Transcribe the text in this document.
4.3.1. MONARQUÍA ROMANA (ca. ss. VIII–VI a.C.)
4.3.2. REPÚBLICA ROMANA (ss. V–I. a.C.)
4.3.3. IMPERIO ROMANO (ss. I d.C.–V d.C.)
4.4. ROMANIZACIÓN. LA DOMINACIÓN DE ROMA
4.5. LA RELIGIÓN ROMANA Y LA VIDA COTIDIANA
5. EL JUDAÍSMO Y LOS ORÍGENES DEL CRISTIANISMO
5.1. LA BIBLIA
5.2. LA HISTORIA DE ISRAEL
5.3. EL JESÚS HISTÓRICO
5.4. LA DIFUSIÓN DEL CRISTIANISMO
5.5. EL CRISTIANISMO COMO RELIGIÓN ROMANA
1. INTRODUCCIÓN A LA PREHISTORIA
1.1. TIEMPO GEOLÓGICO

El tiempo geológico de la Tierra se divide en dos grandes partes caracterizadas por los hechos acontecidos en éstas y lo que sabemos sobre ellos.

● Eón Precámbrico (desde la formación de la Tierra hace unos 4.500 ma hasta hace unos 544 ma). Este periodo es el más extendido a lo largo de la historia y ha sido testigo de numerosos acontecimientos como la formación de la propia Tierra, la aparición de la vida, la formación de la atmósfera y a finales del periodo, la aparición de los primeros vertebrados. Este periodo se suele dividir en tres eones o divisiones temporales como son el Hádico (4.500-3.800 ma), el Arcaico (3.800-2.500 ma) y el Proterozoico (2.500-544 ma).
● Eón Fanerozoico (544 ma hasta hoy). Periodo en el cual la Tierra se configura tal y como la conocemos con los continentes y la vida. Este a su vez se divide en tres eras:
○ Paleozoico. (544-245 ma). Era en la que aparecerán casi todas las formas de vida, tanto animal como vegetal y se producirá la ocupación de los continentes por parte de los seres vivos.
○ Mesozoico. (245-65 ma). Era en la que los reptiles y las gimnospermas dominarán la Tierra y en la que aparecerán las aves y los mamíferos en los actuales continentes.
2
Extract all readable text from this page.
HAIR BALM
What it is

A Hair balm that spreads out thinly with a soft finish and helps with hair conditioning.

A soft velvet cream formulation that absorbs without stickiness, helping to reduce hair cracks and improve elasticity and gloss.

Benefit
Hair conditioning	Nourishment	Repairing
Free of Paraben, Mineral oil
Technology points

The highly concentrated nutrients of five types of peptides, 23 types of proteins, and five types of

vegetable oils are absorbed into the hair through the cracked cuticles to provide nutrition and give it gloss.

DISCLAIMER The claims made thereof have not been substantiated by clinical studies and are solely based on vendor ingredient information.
++++++
-- What you will do --
Beginning with the line that contains "Extract all readable text from this page.", restate word for word each line through the last one in the data, and write nothing more.

-- Solution to this problem --
Extract all readable text from this page.
HAIR BALM
What it is

A Hair balm that spreads out thinly with a soft finish and helps with hair conditioning.

A soft velvet cream formulation that absorbs without stickiness, helping to reduce hair cracks and improve elasticity and gloss.

Benefit
Hair conditioning	Nourishment	Repairing
Free of Paraben, Mineral oil
Technology points

The highly concentrated nutrients of five types of peptides, 23 types of proteins, and five types of

vegetable oils are absorbed into the hair through the cracked cuticles to provide nutrition and give it gloss.

DISCLAIMER The claims made thereof have not been substantiated by clinical studies and are solely based on vendor ingredient information.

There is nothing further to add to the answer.